**Task to carry out:** From the entries below, copy every line that holds the word "legend".

**Information shown:**
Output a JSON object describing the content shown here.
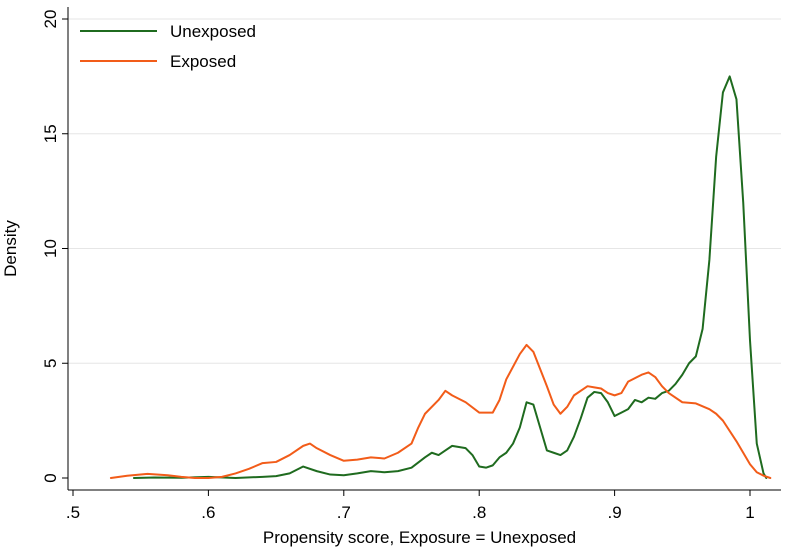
{
  "chart_data": {
    "type": "line",
    "xlabel": "Propensity score, Exposure = Unexposed",
    "ylabel": "Density",
    "xlim": [
      0.5,
      1.02
    ],
    "ylim": [
      0,
      20
    ],
    "x_ticks": [
      0.5,
      0.6,
      0.7,
      0.8,
      0.9,
      1.0
    ],
    "x_tick_labels": [
      ".5",
      ".6",
      ".7",
      ".8",
      ".9",
      "1"
    ],
    "y_ticks": [
      0,
      5,
      10,
      15,
      20
    ],
    "y_tick_labels": [
      "0",
      "5",
      "10",
      "15",
      "20"
    ],
    "grid": "horizontal",
    "legend": "top-left",
    "series": [
      {
        "name": "Unexposed",
        "color": "#1f6b1f",
        "points": [
          [
            0.545,
            0.0
          ],
          [
            0.56,
            0.02
          ],
          [
            0.58,
            0.01
          ],
          [
            0.6,
            0.05
          ],
          [
            0.62,
            0.0
          ],
          [
            0.64,
            0.05
          ],
          [
            0.65,
            0.08
          ],
          [
            0.66,
            0.2
          ],
          [
            0.67,
            0.5
          ],
          [
            0.68,
            0.3
          ],
          [
            0.69,
            0.15
          ],
          [
            0.7,
            0.12
          ],
          [
            0.71,
            0.2
          ],
          [
            0.72,
            0.3
          ],
          [
            0.73,
            0.25
          ],
          [
            0.74,
            0.3
          ],
          [
            0.75,
            0.45
          ],
          [
            0.76,
            0.9
          ],
          [
            0.765,
            1.1
          ],
          [
            0.77,
            1.0
          ],
          [
            0.775,
            1.2
          ],
          [
            0.78,
            1.4
          ],
          [
            0.785,
            1.35
          ],
          [
            0.79,
            1.3
          ],
          [
            0.795,
            1.0
          ],
          [
            0.8,
            0.5
          ],
          [
            0.805,
            0.45
          ],
          [
            0.81,
            0.55
          ],
          [
            0.815,
            0.9
          ],
          [
            0.82,
            1.1
          ],
          [
            0.825,
            1.5
          ],
          [
            0.83,
            2.2
          ],
          [
            0.835,
            3.3
          ],
          [
            0.84,
            3.2
          ],
          [
            0.845,
            2.2
          ],
          [
            0.85,
            1.2
          ],
          [
            0.855,
            1.1
          ],
          [
            0.86,
            1.0
          ],
          [
            0.865,
            1.2
          ],
          [
            0.87,
            1.8
          ],
          [
            0.875,
            2.6
          ],
          [
            0.88,
            3.5
          ],
          [
            0.885,
            3.75
          ],
          [
            0.89,
            3.7
          ],
          [
            0.895,
            3.3
          ],
          [
            0.9,
            2.7
          ],
          [
            0.905,
            2.85
          ],
          [
            0.91,
            3.0
          ],
          [
            0.915,
            3.4
          ],
          [
            0.92,
            3.3
          ],
          [
            0.925,
            3.5
          ],
          [
            0.93,
            3.45
          ],
          [
            0.935,
            3.7
          ],
          [
            0.94,
            3.8
          ],
          [
            0.945,
            4.1
          ],
          [
            0.95,
            4.5
          ],
          [
            0.955,
            5.0
          ],
          [
            0.96,
            5.3
          ],
          [
            0.965,
            6.5
          ],
          [
            0.97,
            9.5
          ],
          [
            0.975,
            14.0
          ],
          [
            0.98,
            16.8
          ],
          [
            0.985,
            17.5
          ],
          [
            0.99,
            16.5
          ],
          [
            0.995,
            12.0
          ],
          [
            1.0,
            6.0
          ],
          [
            1.005,
            1.5
          ],
          [
            1.01,
            0.2
          ],
          [
            1.012,
            0.0
          ]
        ]
      },
      {
        "name": "Exposed",
        "color": "#f25c19",
        "points": [
          [
            0.528,
            0.0
          ],
          [
            0.54,
            0.1
          ],
          [
            0.555,
            0.18
          ],
          [
            0.57,
            0.12
          ],
          [
            0.58,
            0.05
          ],
          [
            0.59,
            0.0
          ],
          [
            0.6,
            0.0
          ],
          [
            0.61,
            0.05
          ],
          [
            0.62,
            0.2
          ],
          [
            0.63,
            0.4
          ],
          [
            0.64,
            0.65
          ],
          [
            0.65,
            0.7
          ],
          [
            0.66,
            1.0
          ],
          [
            0.67,
            1.4
          ],
          [
            0.675,
            1.5
          ],
          [
            0.68,
            1.3
          ],
          [
            0.69,
            1.0
          ],
          [
            0.7,
            0.75
          ],
          [
            0.71,
            0.8
          ],
          [
            0.72,
            0.9
          ],
          [
            0.73,
            0.85
          ],
          [
            0.74,
            1.1
          ],
          [
            0.75,
            1.5
          ],
          [
            0.755,
            2.2
          ],
          [
            0.76,
            2.8
          ],
          [
            0.77,
            3.4
          ],
          [
            0.775,
            3.8
          ],
          [
            0.78,
            3.6
          ],
          [
            0.79,
            3.3
          ],
          [
            0.8,
            2.85
          ],
          [
            0.81,
            2.85
          ],
          [
            0.815,
            3.4
          ],
          [
            0.82,
            4.3
          ],
          [
            0.83,
            5.4
          ],
          [
            0.835,
            5.8
          ],
          [
            0.84,
            5.5
          ],
          [
            0.85,
            4.0
          ],
          [
            0.855,
            3.2
          ],
          [
            0.86,
            2.8
          ],
          [
            0.865,
            3.1
          ],
          [
            0.87,
            3.6
          ],
          [
            0.88,
            4.0
          ],
          [
            0.885,
            3.95
          ],
          [
            0.89,
            3.9
          ],
          [
            0.895,
            3.7
          ],
          [
            0.9,
            3.6
          ],
          [
            0.905,
            3.7
          ],
          [
            0.91,
            4.2
          ],
          [
            0.92,
            4.5
          ],
          [
            0.925,
            4.6
          ],
          [
            0.93,
            4.4
          ],
          [
            0.935,
            4.0
          ],
          [
            0.94,
            3.7
          ],
          [
            0.95,
            3.3
          ],
          [
            0.96,
            3.25
          ],
          [
            0.97,
            3.0
          ],
          [
            0.975,
            2.8
          ],
          [
            0.98,
            2.5
          ],
          [
            0.99,
            1.6
          ],
          [
            1.0,
            0.6
          ],
          [
            1.005,
            0.25
          ],
          [
            1.01,
            0.1
          ],
          [
            1.015,
            0.0
          ]
        ]
      }
    ]
  }
}
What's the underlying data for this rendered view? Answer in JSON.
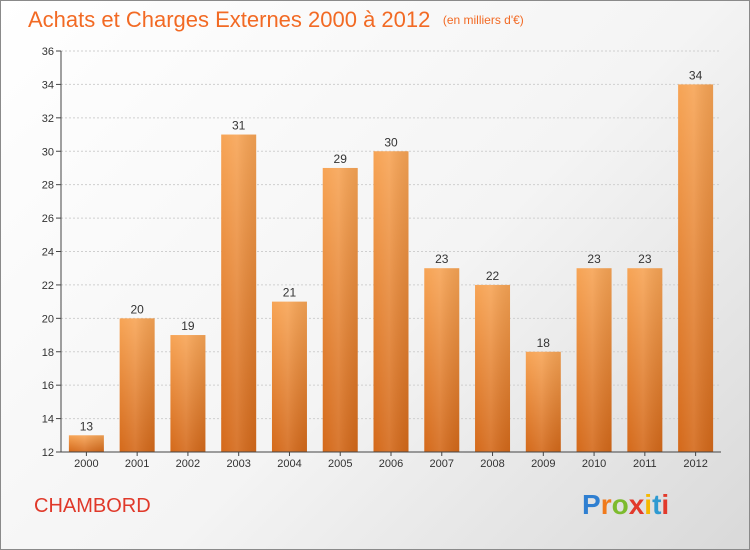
{
  "title": "Achats et Charges Externes 2000 à 2012",
  "subtitle": "(en milliers d'€)",
  "commune": "CHAMBORD",
  "brand": {
    "letters": [
      "P",
      "r",
      "o",
      "x",
      "i",
      "t",
      "i"
    ],
    "colors": [
      "#2f7fd1",
      "#f07a1c",
      "#7dbb2e",
      "#e23a2b",
      "#f5b800",
      "#2f9ad1",
      "#e23a2b"
    ]
  },
  "colors": {
    "title": "#f26a24",
    "bar_top": "#f7a455",
    "bar_bottom": "#d4691a",
    "axis": "#444444",
    "grid": "#cfcfcf"
  },
  "chart_data": {
    "type": "bar",
    "title": "Achats et Charges Externes 2000 à 2012",
    "subtitle": "(en milliers d'€)",
    "categories": [
      "2000",
      "2001",
      "2002",
      "2003",
      "2004",
      "2005",
      "2006",
      "2007",
      "2008",
      "2009",
      "2010",
      "2011",
      "2012"
    ],
    "values": [
      13,
      20,
      19,
      31,
      21,
      29,
      30,
      23,
      22,
      18,
      23,
      23,
      34
    ],
    "ylim": [
      12,
      36
    ],
    "yticks": [
      12,
      14,
      16,
      18,
      20,
      22,
      24,
      26,
      28,
      30,
      32,
      34,
      36
    ],
    "grid": true,
    "legend": "none"
  }
}
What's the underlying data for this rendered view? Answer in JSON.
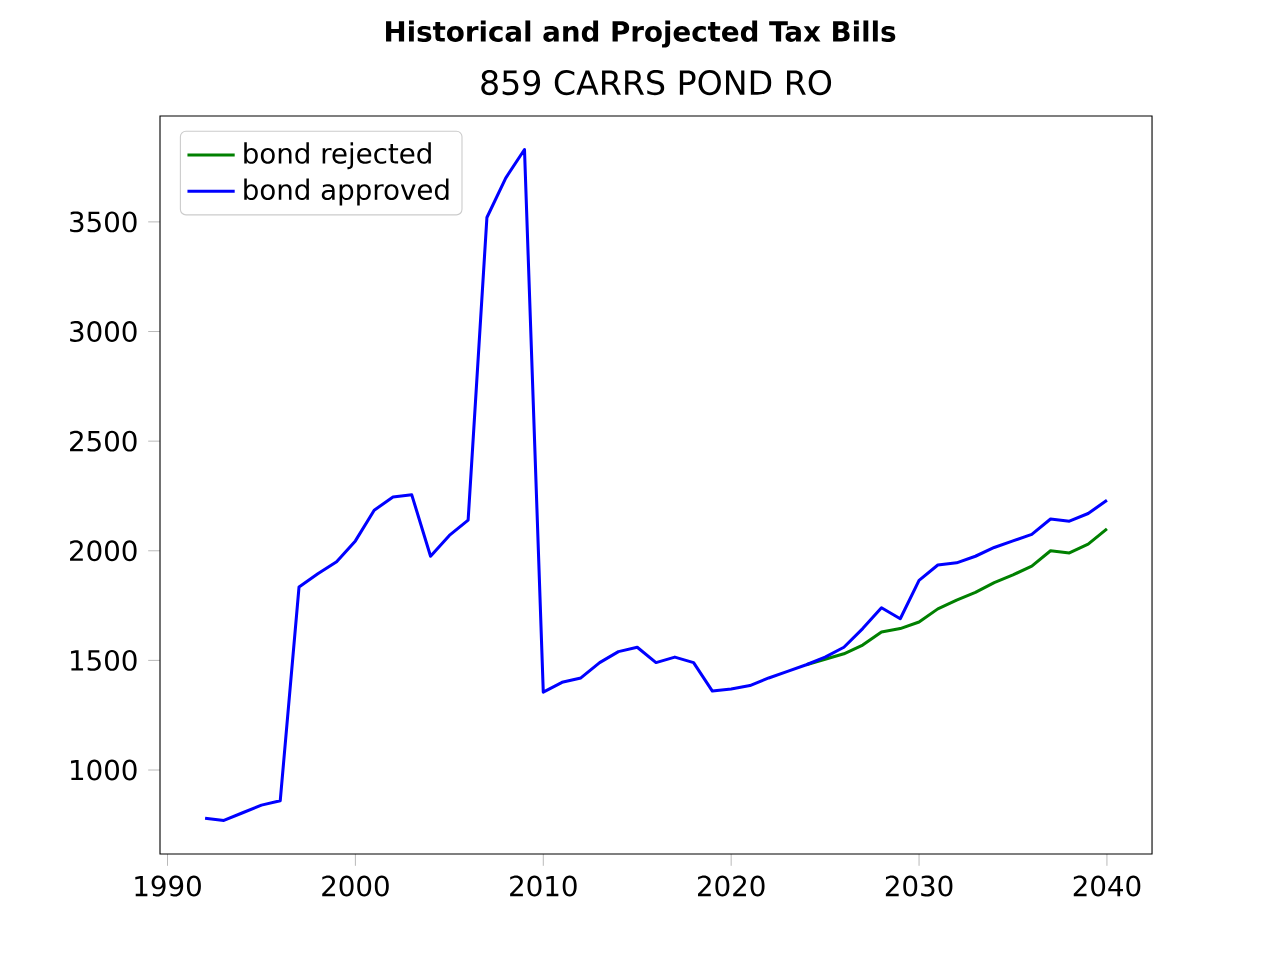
{
  "chart_data": {
    "type": "line",
    "title": "Historical and Projected Tax Bills",
    "subtitle": "859 CARRS POND RO",
    "x": [
      1992,
      1993,
      1994,
      1995,
      1996,
      1997,
      1998,
      1999,
      2000,
      2001,
      2002,
      2003,
      2004,
      2005,
      2006,
      2007,
      2008,
      2009,
      2010,
      2011,
      2012,
      2013,
      2014,
      2015,
      2016,
      2017,
      2018,
      2019,
      2020,
      2021,
      2022,
      2023,
      2024,
      2025,
      2026,
      2027,
      2028,
      2029,
      2030,
      2031,
      2032,
      2033,
      2034,
      2035,
      2036,
      2037,
      2038,
      2039,
      2040
    ],
    "series": [
      {
        "name": "bond rejected",
        "color": "#008000",
        "values": [
          null,
          null,
          null,
          null,
          null,
          null,
          null,
          null,
          null,
          null,
          null,
          null,
          null,
          null,
          null,
          null,
          null,
          null,
          null,
          null,
          null,
          null,
          null,
          null,
          null,
          null,
          null,
          null,
          null,
          null,
          null,
          null,
          1480,
          1505,
          1530,
          1570,
          1630,
          1645,
          1675,
          1735,
          1775,
          1810,
          1855,
          1890,
          1930,
          2000,
          1990,
          2030,
          2100
        ]
      },
      {
        "name": "bond approved",
        "color": "#0000ff",
        "values": [
          780,
          770,
          805,
          840,
          860,
          1835,
          1895,
          1950,
          2045,
          2185,
          2245,
          2255,
          1975,
          2070,
          2140,
          3520,
          3700,
          3830,
          1355,
          1400,
          1420,
          1490,
          1540,
          1560,
          1490,
          1515,
          1490,
          1360,
          1370,
          1385,
          1420,
          1450,
          1480,
          1515,
          1560,
          1645,
          1740,
          1690,
          1865,
          1935,
          1945,
          1975,
          2015,
          2045,
          2075,
          2145,
          2135,
          2170,
          2230
        ]
      }
    ],
    "xlim": [
      1989.6,
      2042.4
    ],
    "ylim": [
      617,
      3983
    ],
    "xticks": [
      1990,
      2000,
      2010,
      2020,
      2030,
      2040
    ],
    "yticks": [
      1000,
      1500,
      2000,
      2500,
      3000,
      3500
    ],
    "legend": "top left",
    "grid": false
  }
}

**Task solution:**
    "legend": "top-left",
    "legend": "none"
    "legend": "top left",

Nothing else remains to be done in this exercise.